▶ [REQUIRED TASK A] Reproduce the passage of the GluonTS tutorial starting with "## 1. Intro" and going on through "model evaluation (backtesting)", keeping every character unchanged.

▶ [SOURCE EXCERPT]
══════

# Deep Learning for Forecasting using GluonTS

## 1. Intro

GluonTS is an open source Python library for time series modeling, with a focus on deep learning architectures for forecasting.
It provides:
* Abstractions for prediction models
* Tools for model evaluation (backtesting)
* Model components, to help build custom models
* Pre-implemented, state-of-the-art forecasting models

We originally developed GluonTS on top of MXNet's Gluon API (hence the name), but the library is now compatible with PyTorch, too.

Useful links:
* GitHub: https://github.com/awslabs/gluon-ts (to file issues, trigger discussions, contribute changes, ...)
* Website: https://ts.gluon.ai (documentation, tutorials, ...)

Target users:
* **Researchers** who want to try out novel architectures for forecasting and compare them to the state of the art
* **Data scientist/solution architects** who want to experiment with several solutions to solve business problems
* **Machine learning engineer** who need to integrate forecasting models in production pipelines

### What you're going to learn

* Handle datasets in GluonTS (transform them and iterate them)
* Forecast and do backtest evaluations given a model (the "predictor" interface)
* Train a model based on pre-implemented architectures (the "estimator" interface)
* Implement a custom, neural-network-based architecture using PyTorch, and use it with the rest of GluonTS

## 2. Overview

In [None]:
from typing import List, Callable, Dict, Tuple, Any
from itertools import islice
from pprint import pprint
import numpy as np
import pandas as pd
import matplotlib
from matplotlib import pyplot as plt

GluonTS comes with a set of publicly available dataset, ready to use for training and testing models:

In [None]:
from gluonts.dataset.repository.datasets import get_dataset, dataset_names
from gluonts.dataset.util import to_pandas

In [None]:
dataset_names

For this tutorial, we're going to use the hourly dataset from the M4 competition:

In [None]:
dataset = get_dataset("traffic")

In [None]:
dataset.metadata

In [None]:
len(dataset.train)

In [None]:
len(dataset.test)

In [None]:
pprint(next(iter(dataset.train)))

In [None]:
to_pandas(next(iter(dataset.train)))[-24:]

In [None]:
plt.figure(figsize=(20, 15))

for idx, entry in enumerate(islice(dataset.train, 9)):
    ax = plt.subplot(3, 3, idx+1)
    to_pandas(entry)[-168:].plot()
    plt.grid()

plt.gcf().tight_layout()
plt.show()

══════

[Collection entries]
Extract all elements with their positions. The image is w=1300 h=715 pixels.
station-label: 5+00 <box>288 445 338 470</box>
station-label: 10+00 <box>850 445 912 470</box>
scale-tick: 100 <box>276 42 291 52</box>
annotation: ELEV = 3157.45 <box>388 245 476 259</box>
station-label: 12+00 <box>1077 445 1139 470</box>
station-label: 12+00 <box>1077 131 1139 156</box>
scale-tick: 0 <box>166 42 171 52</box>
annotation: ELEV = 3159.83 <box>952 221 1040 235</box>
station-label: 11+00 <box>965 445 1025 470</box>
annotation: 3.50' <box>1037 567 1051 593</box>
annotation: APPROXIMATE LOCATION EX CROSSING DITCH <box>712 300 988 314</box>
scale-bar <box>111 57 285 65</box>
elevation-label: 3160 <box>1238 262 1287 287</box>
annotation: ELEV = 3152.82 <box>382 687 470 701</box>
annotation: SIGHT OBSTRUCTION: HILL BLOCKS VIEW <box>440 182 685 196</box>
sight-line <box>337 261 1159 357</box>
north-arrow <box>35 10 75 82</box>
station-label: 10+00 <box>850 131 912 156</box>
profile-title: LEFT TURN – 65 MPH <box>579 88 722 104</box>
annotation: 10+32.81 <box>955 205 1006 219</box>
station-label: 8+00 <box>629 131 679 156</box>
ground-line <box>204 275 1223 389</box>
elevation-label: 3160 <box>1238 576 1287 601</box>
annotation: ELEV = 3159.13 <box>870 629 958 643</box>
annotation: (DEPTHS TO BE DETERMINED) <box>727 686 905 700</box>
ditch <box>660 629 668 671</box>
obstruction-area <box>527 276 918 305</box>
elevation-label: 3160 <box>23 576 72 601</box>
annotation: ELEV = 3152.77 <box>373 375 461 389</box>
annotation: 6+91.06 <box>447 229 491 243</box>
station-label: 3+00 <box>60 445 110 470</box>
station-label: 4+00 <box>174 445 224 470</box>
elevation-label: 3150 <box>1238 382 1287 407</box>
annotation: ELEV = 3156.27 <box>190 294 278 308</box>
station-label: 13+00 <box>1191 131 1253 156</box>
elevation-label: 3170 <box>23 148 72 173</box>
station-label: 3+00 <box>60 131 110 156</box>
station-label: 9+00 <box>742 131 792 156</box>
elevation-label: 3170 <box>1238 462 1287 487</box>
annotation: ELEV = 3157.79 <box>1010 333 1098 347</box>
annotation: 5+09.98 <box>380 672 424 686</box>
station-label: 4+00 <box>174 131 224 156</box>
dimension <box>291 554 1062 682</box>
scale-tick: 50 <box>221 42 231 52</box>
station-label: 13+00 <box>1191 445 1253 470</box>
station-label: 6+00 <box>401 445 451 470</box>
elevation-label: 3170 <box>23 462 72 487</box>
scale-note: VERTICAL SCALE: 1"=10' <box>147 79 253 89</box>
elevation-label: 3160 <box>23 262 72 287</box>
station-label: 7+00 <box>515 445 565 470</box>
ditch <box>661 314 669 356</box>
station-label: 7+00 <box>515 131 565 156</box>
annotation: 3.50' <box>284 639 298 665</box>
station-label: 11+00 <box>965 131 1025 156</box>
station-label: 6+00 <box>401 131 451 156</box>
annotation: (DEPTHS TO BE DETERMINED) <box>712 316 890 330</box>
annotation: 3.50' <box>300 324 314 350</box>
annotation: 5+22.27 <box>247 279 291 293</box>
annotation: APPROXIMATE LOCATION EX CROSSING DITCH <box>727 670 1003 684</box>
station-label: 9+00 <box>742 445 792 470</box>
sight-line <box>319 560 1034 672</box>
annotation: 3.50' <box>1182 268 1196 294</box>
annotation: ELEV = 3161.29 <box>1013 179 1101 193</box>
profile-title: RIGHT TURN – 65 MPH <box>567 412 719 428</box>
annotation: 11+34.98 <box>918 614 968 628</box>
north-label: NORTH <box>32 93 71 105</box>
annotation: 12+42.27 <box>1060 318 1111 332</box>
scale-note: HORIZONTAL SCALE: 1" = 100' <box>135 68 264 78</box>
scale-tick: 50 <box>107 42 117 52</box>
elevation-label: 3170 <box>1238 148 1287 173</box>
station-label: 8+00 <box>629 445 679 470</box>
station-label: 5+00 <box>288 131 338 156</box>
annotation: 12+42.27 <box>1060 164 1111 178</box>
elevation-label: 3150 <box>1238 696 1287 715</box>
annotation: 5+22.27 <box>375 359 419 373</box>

══════

▶ [REQUIRED TASK B] From the rows, pick out each line that contains the string "title", matching its case exactly, and list those lines in full.

▶ [TASK SOLUTION A]
## 1. Intro

GluonTS is an open source Python library for time series modeling, with a focus on deep learning architectures for forecasting.
It provides:
* Abstractions for prediction models
* Tools for model evaluation (backtesting)

▶ [TASK SOLUTION B]
profile-title: LEFT TURN – 65 MPH <box>579 88 722 104</box>
profile-title: RIGHT TURN – 65 MPH <box>567 412 719 428</box>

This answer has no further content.